(Dataset listings of figures)
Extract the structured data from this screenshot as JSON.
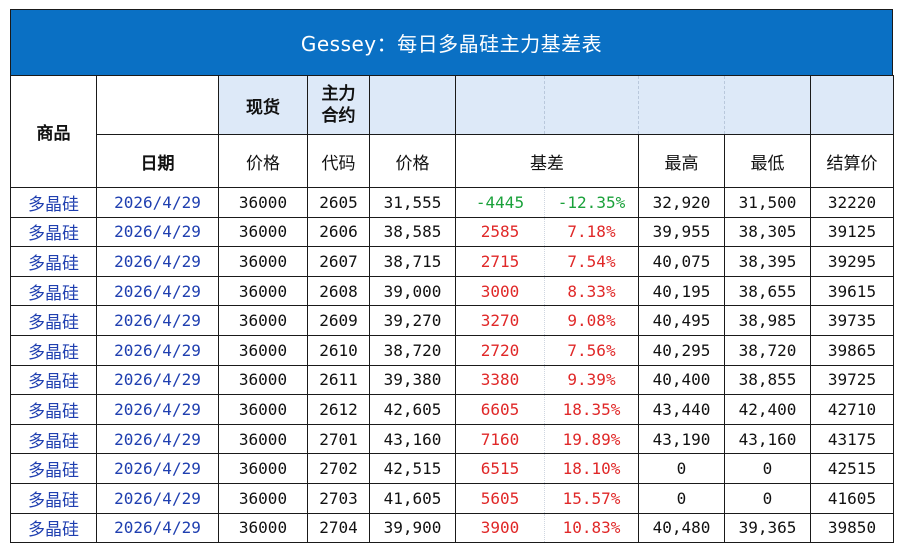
{
  "title": "Gessey：每日多晶硅主力基差表",
  "headers": {
    "product": "商品",
    "spot": "现货",
    "contract_line1": "主力",
    "contract_line2": "合约",
    "date": "日期",
    "spot_price": "价格",
    "code": "代码",
    "price": "价格",
    "basis": "基差",
    "high": "最高",
    "low": "最低",
    "settle": "结算价"
  },
  "colors": {
    "title_bg": "#0a70c4",
    "header_shade": "#dde9f8",
    "positive": "#e02828",
    "negative": "#1aa13a",
    "link_blue": "#1f3fb0"
  },
  "rows": [
    {
      "product": "多晶硅",
      "date": "2026/4/29",
      "spot": "36000",
      "code": "2605",
      "price": "31,555",
      "basis": "-4445",
      "basis_pct": "-12.35%",
      "high": "32,920",
      "low": "31,500",
      "settle": "32220",
      "sign": "neg"
    },
    {
      "product": "多晶硅",
      "date": "2026/4/29",
      "spot": "36000",
      "code": "2606",
      "price": "38,585",
      "basis": "2585",
      "basis_pct": "7.18%",
      "high": "39,955",
      "low": "38,305",
      "settle": "39125",
      "sign": "pos"
    },
    {
      "product": "多晶硅",
      "date": "2026/4/29",
      "spot": "36000",
      "code": "2607",
      "price": "38,715",
      "basis": "2715",
      "basis_pct": "7.54%",
      "high": "40,075",
      "low": "38,395",
      "settle": "39295",
      "sign": "pos"
    },
    {
      "product": "多晶硅",
      "date": "2026/4/29",
      "spot": "36000",
      "code": "2608",
      "price": "39,000",
      "basis": "3000",
      "basis_pct": "8.33%",
      "high": "40,195",
      "low": "38,655",
      "settle": "39615",
      "sign": "pos"
    },
    {
      "product": "多晶硅",
      "date": "2026/4/29",
      "spot": "36000",
      "code": "2609",
      "price": "39,270",
      "basis": "3270",
      "basis_pct": "9.08%",
      "high": "40,495",
      "low": "38,985",
      "settle": "39735",
      "sign": "pos"
    },
    {
      "product": "多晶硅",
      "date": "2026/4/29",
      "spot": "36000",
      "code": "2610",
      "price": "38,720",
      "basis": "2720",
      "basis_pct": "7.56%",
      "high": "40,295",
      "low": "38,720",
      "settle": "39865",
      "sign": "pos"
    },
    {
      "product": "多晶硅",
      "date": "2026/4/29",
      "spot": "36000",
      "code": "2611",
      "price": "39,380",
      "basis": "3380",
      "basis_pct": "9.39%",
      "high": "40,400",
      "low": "38,855",
      "settle": "39725",
      "sign": "pos"
    },
    {
      "product": "多晶硅",
      "date": "2026/4/29",
      "spot": "36000",
      "code": "2612",
      "price": "42,605",
      "basis": "6605",
      "basis_pct": "18.35%",
      "high": "43,440",
      "low": "42,400",
      "settle": "42710",
      "sign": "pos"
    },
    {
      "product": "多晶硅",
      "date": "2026/4/29",
      "spot": "36000",
      "code": "2701",
      "price": "43,160",
      "basis": "7160",
      "basis_pct": "19.89%",
      "high": "43,190",
      "low": "43,160",
      "settle": "43175",
      "sign": "pos"
    },
    {
      "product": "多晶硅",
      "date": "2026/4/29",
      "spot": "36000",
      "code": "2702",
      "price": "42,515",
      "basis": "6515",
      "basis_pct": "18.10%",
      "high": "0",
      "low": "0",
      "settle": "42515",
      "sign": "pos"
    },
    {
      "product": "多晶硅",
      "date": "2026/4/29",
      "spot": "36000",
      "code": "2703",
      "price": "41,605",
      "basis": "5605",
      "basis_pct": "15.57%",
      "high": "0",
      "low": "0",
      "settle": "41605",
      "sign": "pos"
    },
    {
      "product": "多晶硅",
      "date": "2026/4/29",
      "spot": "36000",
      "code": "2704",
      "price": "39,900",
      "basis": "3900",
      "basis_pct": "10.83%",
      "high": "40,480",
      "low": "39,365",
      "settle": "39850",
      "sign": "pos"
    }
  ]
}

### Problem requirements
Your job is to transcribe the entries above exactly; skip the pictures.

### Task response
Extract the structured data from this screenshot as JSON.
{
  "title": "Gessey：每日多晶硅主力基差表",
  "headers": {
    "product": "商品",
    "spot": "现货",
    "contract_line1": "主力",
    "contract_line2": "合约",
    "date": "日期",
    "spot_price": "价格",
    "code": "代码",
    "price": "价格",
    "basis": "基差",
    "high": "最高",
    "low": "最低",
    "settle": "结算价"
  },
  "colors": {
    "title_bg": "#0a70c4",
    "header_shade": "#dde9f8",
    "positive": "#e02828",
    "negative": "#1aa13a",
    "link_blue": "#1f3fb0"
  },
  "rows": [
    {
      "product": "多晶硅",
      "date": "2026/4/29",
      "spot": "36000",
      "code": "2605",
      "price": "31,555",
      "basis": "-4445",
      "basis_pct": "-12.35%",
      "high": "32,920",
      "low": "31,500",
      "settle": "32220",
      "sign": "neg"
    },
    {
      "product": "多晶硅",
      "date": "2026/4/29",
      "spot": "36000",
      "code": "2606",
      "price": "38,585",
      "basis": "2585",
      "basis_pct": "7.18%",
      "high": "39,955",
      "low": "38,305",
      "settle": "39125",
      "sign": "pos"
    },
    {
      "product": "多晶硅",
      "date": "2026/4/29",
      "spot": "36000",
      "code": "2607",
      "price": "38,715",
      "basis": "2715",
      "basis_pct": "7.54%",
      "high": "40,075",
      "low": "38,395",
      "settle": "39295",
      "sign": "pos"
    },
    {
      "product": "多晶硅",
      "date": "2026/4/29",
      "spot": "36000",
      "code": "2608",
      "price": "39,000",
      "basis": "3000",
      "basis_pct": "8.33%",
      "high": "40,195",
      "low": "38,655",
      "settle": "39615",
      "sign": "pos"
    },
    {
      "product": "多晶硅",
      "date": "2026/4/29",
      "spot": "36000",
      "code": "2609",
      "price": "39,270",
      "basis": "3270",
      "basis_pct": "9.08%",
      "high": "40,495",
      "low": "38,985",
      "settle": "39735",
      "sign": "pos"
    },
    {
      "product": "多晶硅",
      "date": "2026/4/29",
      "spot": "36000",
      "code": "2610",
      "price": "38,720",
      "basis": "2720",
      "basis_pct": "7.56%",
      "high": "40,295",
      "low": "38,720",
      "settle": "39865",
      "sign": "pos"
    },
    {
      "product": "多晶硅",
      "date": "2026/4/29",
      "spot": "36000",
      "code": "2611",
      "price": "39,380",
      "basis": "3380",
      "basis_pct": "9.39%",
      "high": "40,400",
      "low": "38,855",
      "settle": "39725",
      "sign": "pos"
    },
    {
      "product": "多晶硅",
      "date": "2026/4/29",
      "spot": "36000",
      "code": "2612",
      "price": "42,605",
      "basis": "6605",
      "basis_pct": "18.35%",
      "high": "43,440",
      "low": "42,400",
      "settle": "42710",
      "sign": "pos"
    },
    {
      "product": "多晶硅",
      "date": "2026/4/29",
      "spot": "36000",
      "code": "2701",
      "price": "43,160",
      "basis": "7160",
      "basis_pct": "19.89%",
      "high": "43,190",
      "low": "43,160",
      "settle": "43175",
      "sign": "pos"
    },
    {
      "product": "多晶硅",
      "date": "2026/4/29",
      "spot": "36000",
      "code": "2702",
      "price": "42,515",
      "basis": "6515",
      "basis_pct": "18.10%",
      "high": "0",
      "low": "0",
      "settle": "42515",
      "sign": "pos"
    },
    {
      "product": "多晶硅",
      "date": "2026/4/29",
      "spot": "36000",
      "code": "2703",
      "price": "41,605",
      "basis": "5605",
      "basis_pct": "15.57%",
      "high": "0",
      "low": "0",
      "settle": "41605",
      "sign": "pos"
    },
    {
      "product": "多晶硅",
      "date": "2026/4/29",
      "spot": "36000",
      "code": "2704",
      "price": "39,900",
      "basis": "3900",
      "basis_pct": "10.83%",
      "high": "40,480",
      "low": "39,365",
      "settle": "39850",
      "sign": "pos"
    }
  ]
}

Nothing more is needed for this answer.